#### Aim:
Repeat the entire listing exactly.
+++ The input +++
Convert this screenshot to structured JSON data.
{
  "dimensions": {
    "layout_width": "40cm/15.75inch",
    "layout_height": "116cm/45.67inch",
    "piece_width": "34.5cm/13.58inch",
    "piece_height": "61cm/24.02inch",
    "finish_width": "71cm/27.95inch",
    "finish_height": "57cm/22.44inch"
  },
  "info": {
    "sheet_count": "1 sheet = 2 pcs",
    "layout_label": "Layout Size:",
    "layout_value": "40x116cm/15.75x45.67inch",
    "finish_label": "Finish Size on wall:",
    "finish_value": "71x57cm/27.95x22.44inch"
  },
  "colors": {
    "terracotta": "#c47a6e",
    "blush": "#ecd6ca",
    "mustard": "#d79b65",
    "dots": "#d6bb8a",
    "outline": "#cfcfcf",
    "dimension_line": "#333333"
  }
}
+++
#### Reply to the exercise:
Convert this screenshot to structured JSON data.
{
  "dimensions": {
    "layout_width": "40cm/15.75inch",
    "layout_height": "116cm/45.67inch",
    "piece_width": "34.5cm/13.58inch",
    "piece_height": "61cm/24.02inch",
    "finish_width": "71cm/27.95inch",
    "finish_height": "57cm/22.44inch"
  },
  "info": {
    "sheet_count": "1 sheet = 2 pcs",
    "layout_label": "Layout Size:",
    "layout_value": "40x116cm/15.75x45.67inch",
    "finish_label": "Finish Size on wall:",
    "finish_value": "71x57cm/27.95x22.44inch"
  },
  "colors": {
    "terracotta": "#c47a6e",
    "blush": "#ecd6ca",
    "mustard": "#d79b65",
    "dots": "#d6bb8a",
    "outline": "#cfcfcf",
    "dimension_line": "#333333"
  }
}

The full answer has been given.